> _What is expected_
Write out the entries again exactly as they are given.

====

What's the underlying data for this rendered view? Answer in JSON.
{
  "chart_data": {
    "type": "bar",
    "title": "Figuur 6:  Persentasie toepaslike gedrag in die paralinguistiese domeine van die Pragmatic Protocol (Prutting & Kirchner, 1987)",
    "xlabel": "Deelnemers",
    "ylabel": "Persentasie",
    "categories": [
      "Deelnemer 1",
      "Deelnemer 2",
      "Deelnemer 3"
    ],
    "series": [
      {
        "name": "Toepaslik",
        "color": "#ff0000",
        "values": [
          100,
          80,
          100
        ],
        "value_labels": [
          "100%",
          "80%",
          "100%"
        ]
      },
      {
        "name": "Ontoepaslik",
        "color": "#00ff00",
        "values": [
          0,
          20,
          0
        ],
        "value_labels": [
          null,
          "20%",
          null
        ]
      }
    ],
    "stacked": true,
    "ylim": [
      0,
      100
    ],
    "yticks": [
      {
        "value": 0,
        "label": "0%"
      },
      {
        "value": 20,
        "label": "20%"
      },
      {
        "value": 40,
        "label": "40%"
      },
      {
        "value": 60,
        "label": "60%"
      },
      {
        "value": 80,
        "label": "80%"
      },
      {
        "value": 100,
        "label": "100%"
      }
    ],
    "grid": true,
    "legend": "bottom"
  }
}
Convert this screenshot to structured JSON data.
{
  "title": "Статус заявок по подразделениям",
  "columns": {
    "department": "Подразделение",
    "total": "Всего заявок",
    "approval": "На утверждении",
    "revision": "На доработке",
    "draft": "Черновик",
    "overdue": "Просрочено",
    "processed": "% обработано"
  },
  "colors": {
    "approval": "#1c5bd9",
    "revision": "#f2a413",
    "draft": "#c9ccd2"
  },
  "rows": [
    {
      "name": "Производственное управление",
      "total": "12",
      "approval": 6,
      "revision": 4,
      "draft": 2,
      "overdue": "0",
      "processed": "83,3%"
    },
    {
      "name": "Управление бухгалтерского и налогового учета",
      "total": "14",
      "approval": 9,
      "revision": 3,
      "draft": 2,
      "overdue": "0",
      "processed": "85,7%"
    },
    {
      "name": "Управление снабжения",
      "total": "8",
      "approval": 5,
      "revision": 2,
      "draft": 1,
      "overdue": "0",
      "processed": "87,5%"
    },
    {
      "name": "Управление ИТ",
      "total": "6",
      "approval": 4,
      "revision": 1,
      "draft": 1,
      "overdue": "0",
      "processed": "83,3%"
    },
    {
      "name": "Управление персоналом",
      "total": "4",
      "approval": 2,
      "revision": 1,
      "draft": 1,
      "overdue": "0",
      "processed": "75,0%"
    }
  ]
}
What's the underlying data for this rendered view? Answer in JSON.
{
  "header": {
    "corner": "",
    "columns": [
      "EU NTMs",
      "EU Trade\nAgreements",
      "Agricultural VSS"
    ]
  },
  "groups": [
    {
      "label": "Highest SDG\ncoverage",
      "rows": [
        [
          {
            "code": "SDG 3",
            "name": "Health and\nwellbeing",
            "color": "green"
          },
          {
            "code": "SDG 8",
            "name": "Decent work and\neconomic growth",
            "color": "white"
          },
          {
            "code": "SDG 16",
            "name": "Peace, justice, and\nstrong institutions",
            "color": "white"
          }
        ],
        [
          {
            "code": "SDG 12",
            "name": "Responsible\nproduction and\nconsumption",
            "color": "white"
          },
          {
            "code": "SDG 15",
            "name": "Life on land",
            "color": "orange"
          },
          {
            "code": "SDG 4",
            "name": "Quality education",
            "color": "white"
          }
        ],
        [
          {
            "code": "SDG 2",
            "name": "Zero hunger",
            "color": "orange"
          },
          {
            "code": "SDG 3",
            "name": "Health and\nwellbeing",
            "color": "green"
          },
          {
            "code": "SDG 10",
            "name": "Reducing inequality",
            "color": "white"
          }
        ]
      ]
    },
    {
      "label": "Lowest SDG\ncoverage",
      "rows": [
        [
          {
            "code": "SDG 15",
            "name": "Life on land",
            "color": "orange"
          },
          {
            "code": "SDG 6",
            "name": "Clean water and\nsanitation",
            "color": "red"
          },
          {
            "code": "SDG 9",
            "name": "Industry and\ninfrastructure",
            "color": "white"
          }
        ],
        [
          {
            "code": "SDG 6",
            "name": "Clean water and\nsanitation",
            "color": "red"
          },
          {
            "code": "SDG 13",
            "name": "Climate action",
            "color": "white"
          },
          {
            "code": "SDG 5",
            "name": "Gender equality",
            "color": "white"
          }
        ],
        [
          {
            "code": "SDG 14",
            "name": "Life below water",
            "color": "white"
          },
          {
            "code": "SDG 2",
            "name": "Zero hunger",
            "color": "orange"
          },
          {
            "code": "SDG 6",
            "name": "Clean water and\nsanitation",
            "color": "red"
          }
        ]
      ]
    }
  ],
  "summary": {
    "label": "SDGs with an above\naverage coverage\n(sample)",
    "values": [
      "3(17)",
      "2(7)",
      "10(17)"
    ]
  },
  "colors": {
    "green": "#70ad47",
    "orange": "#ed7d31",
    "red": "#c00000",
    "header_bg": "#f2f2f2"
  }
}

====

> _Response for this exercise_
What's the underlying data for this rendered view? Answer in JSON.
{
  "chart_data": {
    "type": "bar",
    "title": "Figuur 6:  Persentasie toepaslike gedrag in die paralinguistiese domeine van die Pragmatic Protocol (Prutting & Kirchner, 1987)",
    "xlabel": "Deelnemers",
    "ylabel": "Persentasie",
    "categories": [
      "Deelnemer 1",
      "Deelnemer 2",
      "Deelnemer 3"
    ],
    "series": [
      {
        "name": "Toepaslik",
        "color": "#ff0000",
        "values": [
          100,
          80,
          100
        ],
        "value_labels": [
          "100%",
          "80%",
          "100%"
        ]
      },
      {
        "name": "Ontoepaslik",
        "color": "#00ff00",
        "values": [
          0,
          20,
          0
        ],
        "value_labels": [
          null,
          "20%",
          null
        ]
      }
    ],
    "stacked": true,
    "ylim": [
      0,
      100
    ],
    "yticks": [
      {
        "value": 0,
        "label": "0%"
      },
      {
        "value": 20,
        "label": "20%"
      },
      {
        "value": 40,
        "label": "40%"
      },
      {
        "value": 60,
        "label": "60%"
      },
      {
        "value": 80,
        "label": "80%"
      },
      {
        "value": 100,
        "label": "100%"
      }
    ],
    "grid": true,
    "legend": "bottom"
  }
}
Convert this screenshot to structured JSON data.
{
  "title": "Статус заявок по подразделениям",
  "columns": {
    "department": "Подразделение",
    "total": "Всего заявок",
    "approval": "На утверждении",
    "revision": "На доработке",
    "draft": "Черновик",
    "overdue": "Просрочено",
    "processed": "% обработано"
  },
  "colors": {
    "approval": "#1c5bd9",
    "revision": "#f2a413",
    "draft": "#c9ccd2"
  },
  "rows": [
    {
      "name": "Производственное управление",
      "total": "12",
      "approval": 6,
      "revision": 4,
      "draft": 2,
      "overdue": "0",
      "processed": "83,3%"
    },
    {
      "name": "Управление бухгалтерского и налогового учета",
      "total": "14",
      "approval": 9,
      "revision": 3,
      "draft": 2,
      "overdue": "0",
      "processed": "85,7%"
    },
    {
      "name": "Управление снабжения",
      "total": "8",
      "approval": 5,
      "revision": 2,
      "draft": 1,
      "overdue": "0",
      "processed": "87,5%"
    },
    {
      "name": "Управление ИТ",
      "total": "6",
      "approval": 4,
      "revision": 1,
      "draft": 1,
      "overdue": "0",
      "processed": "83,3%"
    },
    {
      "name": "Управление персоналом",
      "total": "4",
      "approval": 2,
      "revision": 1,
      "draft": 1,
      "overdue": "0",
      "processed": "75,0%"
    }
  ]
}
What's the underlying data for this rendered view? Answer in JSON.
{
  "header": {
    "corner": "",
    "columns": [
      "EU NTMs",
      "EU Trade\nAgreements",
      "Agricultural VSS"
    ]
  },
  "groups": [
    {
      "label": "Highest SDG\ncoverage",
      "rows": [
        [
          {
            "code": "SDG 3",
            "name": "Health and\nwellbeing",
            "color": "green"
          },
          {
            "code": "SDG 8",
            "name": "Decent work and\neconomic growth",
            "color": "white"
          },
          {
            "code": "SDG 16",
            "name": "Peace, justice, and\nstrong institutions",
            "color": "white"
          }
        ],
        [
          {
            "code": "SDG 12",
            "name": "Responsible\nproduction and\nconsumption",
            "color": "white"
          },
          {
            "code": "SDG 15",
            "name": "Life on land",
            "color": "orange"
          },
          {
            "code": "SDG 4",
            "name": "Quality education",
            "color": "white"
          }
        ],
        [
          {
            "code": "SDG 2",
            "name": "Zero hunger",
            "color": "orange"
          },
          {
            "code": "SDG 3",
            "name": "Health and\nwellbeing",
            "color": "green"
          },
          {
            "code": "SDG 10",
            "name": "Reducing inequality",
            "color": "white"
          }
        ]
      ]
    },
    {
      "label": "Lowest SDG\ncoverage",
      "rows": [
        [
          {
            "code": "SDG 15",
            "name": "Life on land",
            "color": "orange"
          },
          {
            "code": "SDG 6",
            "name": "Clean water and\nsanitation",
            "color": "red"
          },
          {
            "code": "SDG 9",
            "name": "Industry and\ninfrastructure",
            "color": "white"
          }
        ],
        [
          {
            "code": "SDG 6",
            "name": "Clean water and\nsanitation",
            "color": "red"
          },
          {
            "code": "SDG 13",
            "name": "Climate action",
            "color": "white"
          },
          {
            "code": "SDG 5",
            "name": "Gender equality",
            "color": "white"
          }
        ],
        [
          {
            "code": "SDG 14",
            "name": "Life below water",
            "color": "white"
          },
          {
            "code": "SDG 2",
            "name": "Zero hunger",
            "color": "orange"
          },
          {
            "code": "SDG 6",
            "name": "Clean water and\nsanitation",
            "color": "red"
          }
        ]
      ]
    }
  ],
  "summary": {
    "label": "SDGs with an above\naverage coverage\n(sample)",
    "values": [
      "3(17)",
      "2(7)",
      "10(17)"
    ]
  },
  "colors": {
    "green": "#70ad47",
    "orange": "#ed7d31",
    "red": "#c00000",
    "header_bg": "#f2f2f2"
  }
}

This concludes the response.